Collected data:
= = = = = = =

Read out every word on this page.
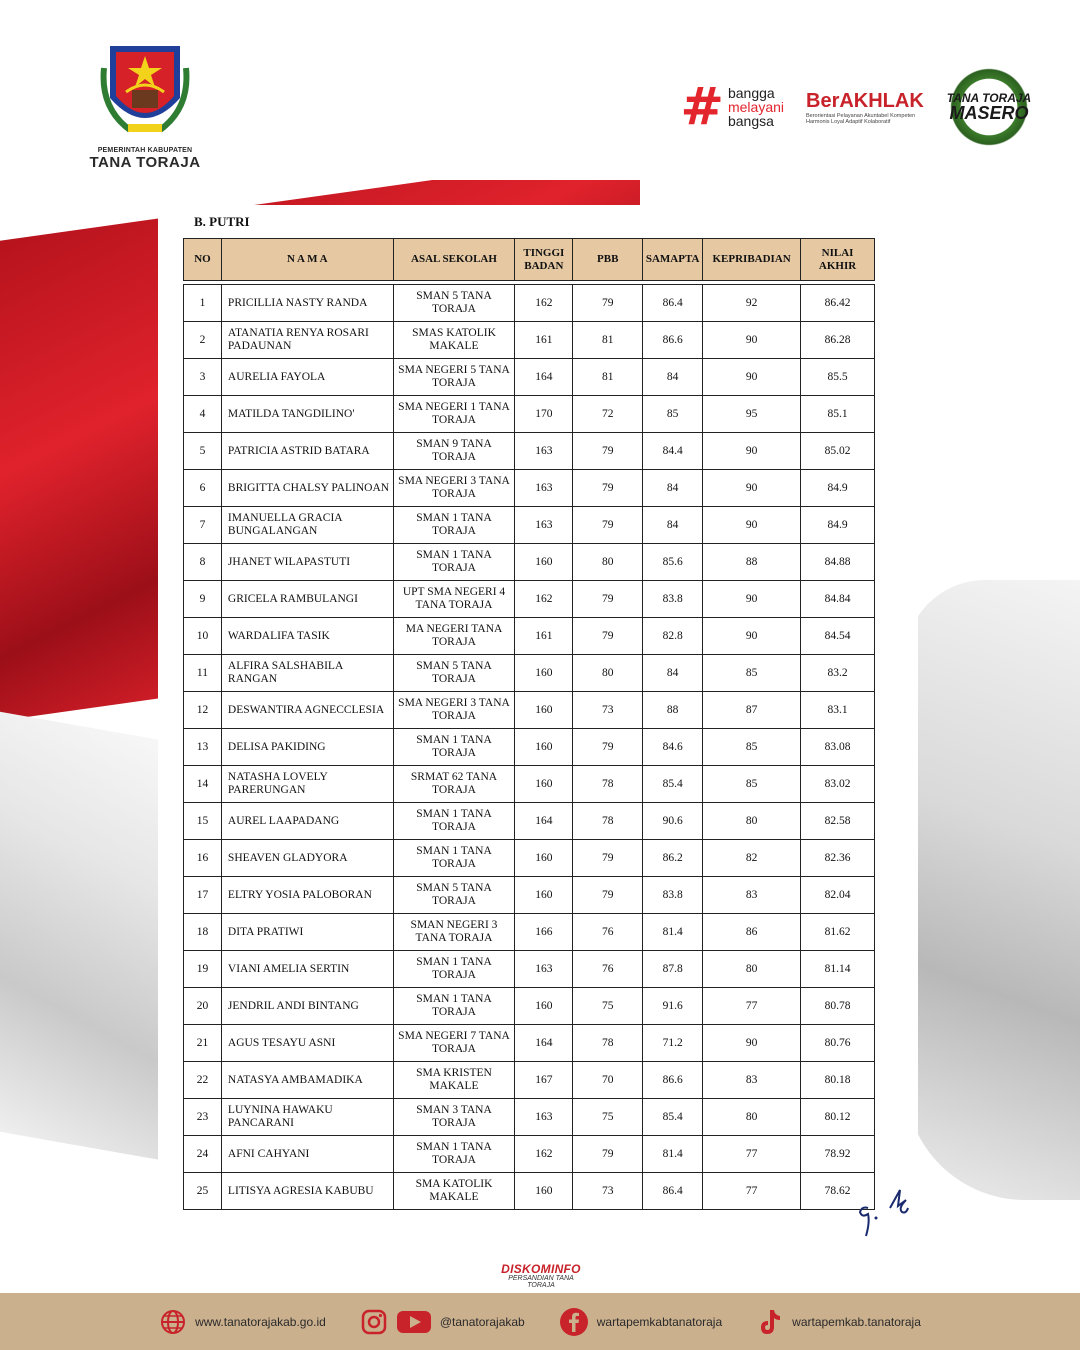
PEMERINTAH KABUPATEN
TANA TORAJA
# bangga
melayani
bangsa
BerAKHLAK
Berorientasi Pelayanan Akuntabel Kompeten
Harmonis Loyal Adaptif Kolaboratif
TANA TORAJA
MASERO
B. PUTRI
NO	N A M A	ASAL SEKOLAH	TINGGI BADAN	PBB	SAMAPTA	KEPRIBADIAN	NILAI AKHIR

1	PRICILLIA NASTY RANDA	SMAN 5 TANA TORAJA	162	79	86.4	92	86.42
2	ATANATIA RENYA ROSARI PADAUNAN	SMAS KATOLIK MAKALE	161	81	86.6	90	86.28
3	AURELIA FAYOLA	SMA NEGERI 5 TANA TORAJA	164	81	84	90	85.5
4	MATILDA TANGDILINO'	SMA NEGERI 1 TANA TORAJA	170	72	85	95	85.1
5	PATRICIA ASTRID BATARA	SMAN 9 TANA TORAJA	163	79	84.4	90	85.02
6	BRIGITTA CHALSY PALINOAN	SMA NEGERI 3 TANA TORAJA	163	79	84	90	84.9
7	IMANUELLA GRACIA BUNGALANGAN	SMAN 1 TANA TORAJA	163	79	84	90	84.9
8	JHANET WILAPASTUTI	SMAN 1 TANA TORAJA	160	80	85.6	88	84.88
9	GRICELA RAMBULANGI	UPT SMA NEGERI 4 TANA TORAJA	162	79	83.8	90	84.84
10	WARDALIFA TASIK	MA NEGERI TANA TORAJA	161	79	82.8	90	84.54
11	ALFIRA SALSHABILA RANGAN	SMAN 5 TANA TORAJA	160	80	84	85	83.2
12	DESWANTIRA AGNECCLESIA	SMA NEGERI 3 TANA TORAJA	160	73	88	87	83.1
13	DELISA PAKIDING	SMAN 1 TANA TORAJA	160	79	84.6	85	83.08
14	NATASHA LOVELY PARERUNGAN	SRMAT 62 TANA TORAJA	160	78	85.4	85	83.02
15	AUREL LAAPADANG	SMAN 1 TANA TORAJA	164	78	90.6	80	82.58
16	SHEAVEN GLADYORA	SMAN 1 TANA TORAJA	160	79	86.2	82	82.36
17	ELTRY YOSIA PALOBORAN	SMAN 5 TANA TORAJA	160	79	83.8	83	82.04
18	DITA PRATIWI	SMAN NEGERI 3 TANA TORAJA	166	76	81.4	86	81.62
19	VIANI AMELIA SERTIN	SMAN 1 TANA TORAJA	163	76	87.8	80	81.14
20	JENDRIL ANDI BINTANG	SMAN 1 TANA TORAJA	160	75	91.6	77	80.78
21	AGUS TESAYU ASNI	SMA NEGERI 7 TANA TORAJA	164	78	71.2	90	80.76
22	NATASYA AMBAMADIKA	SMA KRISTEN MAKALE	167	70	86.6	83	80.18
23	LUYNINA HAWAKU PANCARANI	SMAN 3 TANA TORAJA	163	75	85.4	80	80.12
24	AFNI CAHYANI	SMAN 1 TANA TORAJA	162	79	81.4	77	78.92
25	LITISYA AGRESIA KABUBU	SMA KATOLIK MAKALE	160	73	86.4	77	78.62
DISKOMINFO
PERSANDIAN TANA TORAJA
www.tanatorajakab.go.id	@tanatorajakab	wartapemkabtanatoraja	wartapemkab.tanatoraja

= = = = = = =

◆ Exercise directions ◆
Give every line above again exactly, with no pictures.

◆ Written response ◆
Read out every word on this page.
PEMERINTAH KABUPATEN
TANA TORAJA
# bangga
melayani
bangsa
BerAKHLAK
Berorientasi Pelayanan Akuntabel Kompeten
Harmonis Loyal Adaptif Kolaboratif
TANA TORAJA
MASERO
B. PUTRI
NO	N A M A	ASAL SEKOLAH	TINGGI BADAN	PBB	SAMAPTA	KEPRIBADIAN	NILAI AKHIR

1	PRICILLIA NASTY RANDA	SMAN 5 TANA TORAJA	162	79	86.4	92	86.42
2	ATANATIA RENYA ROSARI PADAUNAN	SMAS KATOLIK MAKALE	161	81	86.6	90	86.28
3	AURELIA FAYOLA	SMA NEGERI 5 TANA TORAJA	164	81	84	90	85.5
4	MATILDA TANGDILINO'	SMA NEGERI 1 TANA TORAJA	170	72	85	95	85.1
5	PATRICIA ASTRID BATARA	SMAN 9 TANA TORAJA	163	79	84.4	90	85.02
6	BRIGITTA CHALSY PALINOAN	SMA NEGERI 3 TANA TORAJA	163	79	84	90	84.9
7	IMANUELLA GRACIA BUNGALANGAN	SMAN 1 TANA TORAJA	163	79	84	90	84.9
8	JHANET WILAPASTUTI	SMAN 1 TANA TORAJA	160	80	85.6	88	84.88
9	GRICELA RAMBULANGI	UPT SMA NEGERI 4 TANA TORAJA	162	79	83.8	90	84.84
10	WARDALIFA TASIK	MA NEGERI TANA TORAJA	161	79	82.8	90	84.54
11	ALFIRA SALSHABILA RANGAN	SMAN 5 TANA TORAJA	160	80	84	85	83.2
12	DESWANTIRA AGNECCLESIA	SMA NEGERI 3 TANA TORAJA	160	73	88	87	83.1
13	DELISA PAKIDING	SMAN 1 TANA TORAJA	160	79	84.6	85	83.08
14	NATASHA LOVELY PARERUNGAN	SRMAT 62 TANA TORAJA	160	78	85.4	85	83.02
15	AUREL LAAPADANG	SMAN 1 TANA TORAJA	164	78	90.6	80	82.58
16	SHEAVEN GLADYORA	SMAN 1 TANA TORAJA	160	79	86.2	82	82.36
17	ELTRY YOSIA PALOBORAN	SMAN 5 TANA TORAJA	160	79	83.8	83	82.04
18	DITA PRATIWI	SMAN NEGERI 3 TANA TORAJA	166	76	81.4	86	81.62
19	VIANI AMELIA SERTIN	SMAN 1 TANA TORAJA	163	76	87.8	80	81.14
20	JENDRIL ANDI BINTANG	SMAN 1 TANA TORAJA	160	75	91.6	77	80.78
21	AGUS TESAYU ASNI	SMA NEGERI 7 TANA TORAJA	164	78	71.2	90	80.76
22	NATASYA AMBAMADIKA	SMA KRISTEN MAKALE	167	70	86.6	83	80.18
23	LUYNINA HAWAKU PANCARANI	SMAN 3 TANA TORAJA	163	75	85.4	80	80.12
24	AFNI CAHYANI	SMAN 1 TANA TORAJA	162	79	81.4	77	78.92
25	LITISYA AGRESIA KABUBU	SMA KATOLIK MAKALE	160	73	86.4	77	78.62
DISKOMINFO
PERSANDIAN TANA TORAJA
www.tanatorajakab.go.id	@tanatorajakab	wartapemkabtanatoraja	wartapemkab.tanatoraja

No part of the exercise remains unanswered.